### PROBLEM TO SOLVE
Below, find each line holding "不透明度" and state how many there are, using the number alone.

--- START OF RECORDS TO USE ---

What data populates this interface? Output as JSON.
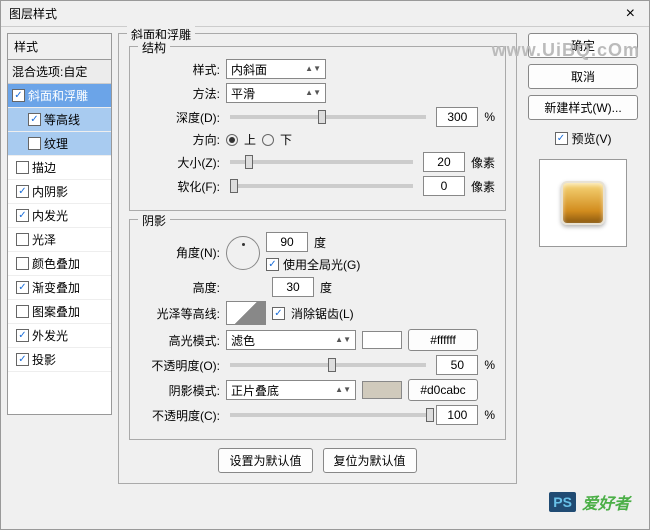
{
  "title": "图层样式",
  "close": "×",
  "left": {
    "header": "样式",
    "blend": "混合选项:自定",
    "items": [
      {
        "label": "斜面和浮雕",
        "checked": true,
        "selected": true
      },
      {
        "label": "等高线",
        "checked": true,
        "sub": true,
        "subselected": true
      },
      {
        "label": "纹理",
        "checked": false,
        "sub": true,
        "subselected": true
      },
      {
        "label": "描边",
        "checked": false
      },
      {
        "label": "内阴影",
        "checked": true
      },
      {
        "label": "内发光",
        "checked": true
      },
      {
        "label": "光泽",
        "checked": false
      },
      {
        "label": "颜色叠加",
        "checked": false
      },
      {
        "label": "渐变叠加",
        "checked": true
      },
      {
        "label": "图案叠加",
        "checked": false
      },
      {
        "label": "外发光",
        "checked": true
      },
      {
        "label": "投影",
        "checked": true
      }
    ]
  },
  "panel": {
    "title": "斜面和浮雕",
    "structure": {
      "legend": "结构",
      "style_label": "样式:",
      "style_value": "内斜面",
      "method_label": "方法:",
      "method_value": "平滑",
      "depth_label": "深度(D):",
      "depth_value": "300",
      "depth_unit": "%",
      "direction_label": "方向:",
      "direction_up": "上",
      "direction_down": "下",
      "size_label": "大小(Z):",
      "size_value": "20",
      "size_unit": "像素",
      "soften_label": "软化(F):",
      "soften_value": "0",
      "soften_unit": "像素"
    },
    "shading": {
      "legend": "阴影",
      "angle_label": "角度(N):",
      "angle_value": "90",
      "angle_unit": "度",
      "global_light": "使用全局光(G)",
      "altitude_label": "高度:",
      "altitude_value": "30",
      "altitude_unit": "度",
      "gloss_label": "光泽等高线:",
      "antialias": "消除锯齿(L)",
      "highlight_mode_label": "高光模式:",
      "highlight_mode_value": "滤色",
      "highlight_color": "#ffffff",
      "highlight_opacity_label": "不透明度(O):",
      "highlight_opacity_value": "50",
      "highlight_opacity_unit": "%",
      "shadow_mode_label": "阴影模式:",
      "shadow_mode_value": "正片叠底",
      "shadow_color": "#d0cabc",
      "shadow_opacity_label": "不透明度(C):",
      "shadow_opacity_value": "100",
      "shadow_opacity_unit": "%"
    },
    "make_default": "设置为默认值",
    "reset_default": "复位为默认值"
  },
  "right": {
    "ok": "确定",
    "cancel": "取消",
    "new_style": "新建样式(W)...",
    "preview": "预览(V)"
  },
  "watermark": {
    "ps": "PS",
    "txt": "爱好者",
    "url": "www.UiBQ.cOm"
  }
}
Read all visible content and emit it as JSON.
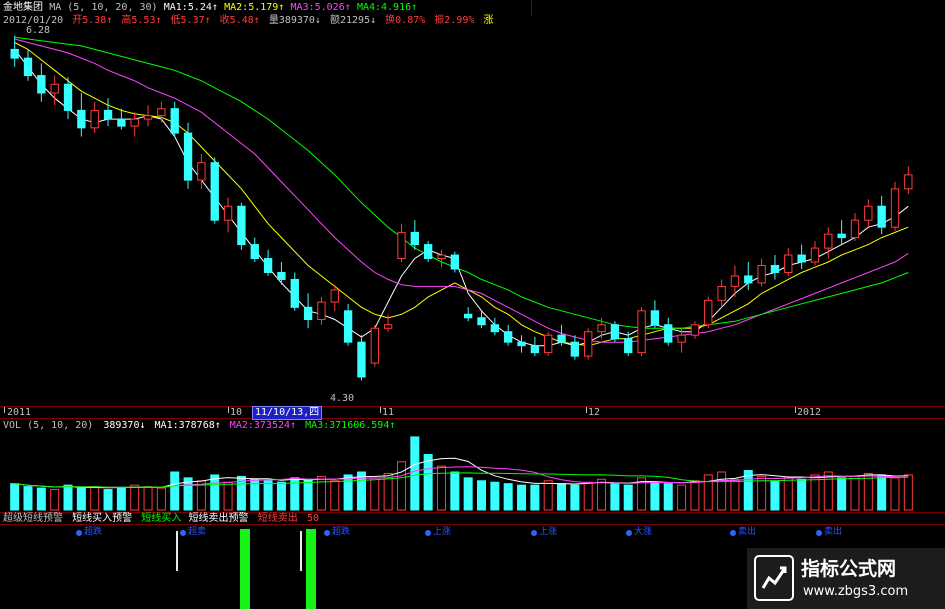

--- END OF RECORDS TO USE ---

### OUTPUT FOR THIS EXERCISE
2